> _Written problem_
Restate the whole listing exactly.
——
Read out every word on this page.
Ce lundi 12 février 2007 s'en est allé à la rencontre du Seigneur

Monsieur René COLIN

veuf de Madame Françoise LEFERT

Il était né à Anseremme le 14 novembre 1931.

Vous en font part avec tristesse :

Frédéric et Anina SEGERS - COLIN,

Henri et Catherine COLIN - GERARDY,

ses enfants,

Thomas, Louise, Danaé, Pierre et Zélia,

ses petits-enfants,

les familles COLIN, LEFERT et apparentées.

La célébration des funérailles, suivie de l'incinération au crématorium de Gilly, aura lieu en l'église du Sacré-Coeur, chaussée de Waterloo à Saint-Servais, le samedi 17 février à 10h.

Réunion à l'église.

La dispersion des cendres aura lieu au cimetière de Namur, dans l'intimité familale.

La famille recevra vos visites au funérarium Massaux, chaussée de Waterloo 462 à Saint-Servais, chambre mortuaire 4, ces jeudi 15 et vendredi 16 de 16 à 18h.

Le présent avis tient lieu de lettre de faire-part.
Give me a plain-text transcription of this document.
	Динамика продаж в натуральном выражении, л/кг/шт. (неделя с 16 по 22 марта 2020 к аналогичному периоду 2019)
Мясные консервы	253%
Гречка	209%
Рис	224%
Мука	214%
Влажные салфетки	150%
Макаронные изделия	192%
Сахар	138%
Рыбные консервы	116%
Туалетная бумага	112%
——
> _Solution_
Read out every word on this page.
Ce lundi 12 février 2007 s'en est allé à la rencontre du Seigneur

Monsieur René COLIN

veuf de Madame Françoise LEFERT

Il était né à Anseremme le 14 novembre 1931.

Vous en font part avec tristesse :

Frédéric et Anina SEGERS - COLIN,

Henri et Catherine COLIN - GERARDY,

ses enfants,

Thomas, Louise, Danaé, Pierre et Zélia,

ses petits-enfants,

les familles COLIN, LEFERT et apparentées.

La célébration des funérailles, suivie de l'incinération au crématorium de Gilly, aura lieu en l'église du Sacré-Coeur, chaussée de Waterloo à Saint-Servais, le samedi 17 février à 10h.

Réunion à l'église.

La dispersion des cendres aura lieu au cimetière de Namur, dans l'intimité familale.

La famille recevra vos visites au funérarium Massaux, chaussée de Waterloo 462 à Saint-Servais, chambre mortuaire 4, ces jeudi 15 et vendredi 16 de 16 à 18h.

Le présent avis tient lieu de lettre de faire-part.
Give me a plain-text transcription of this document.
	Динамика продаж в натуральном выражении, л/кг/шт. (неделя с 16 по 22 марта 2020 к аналогичному периоду 2019)
Мясные консервы	253%
Гречка	209%
Рис	224%
Мука	214%
Влажные салфетки	150%
Макаронные изделия	192%
Сахар	138%
Рыбные консервы	116%
Туалетная бумага	112%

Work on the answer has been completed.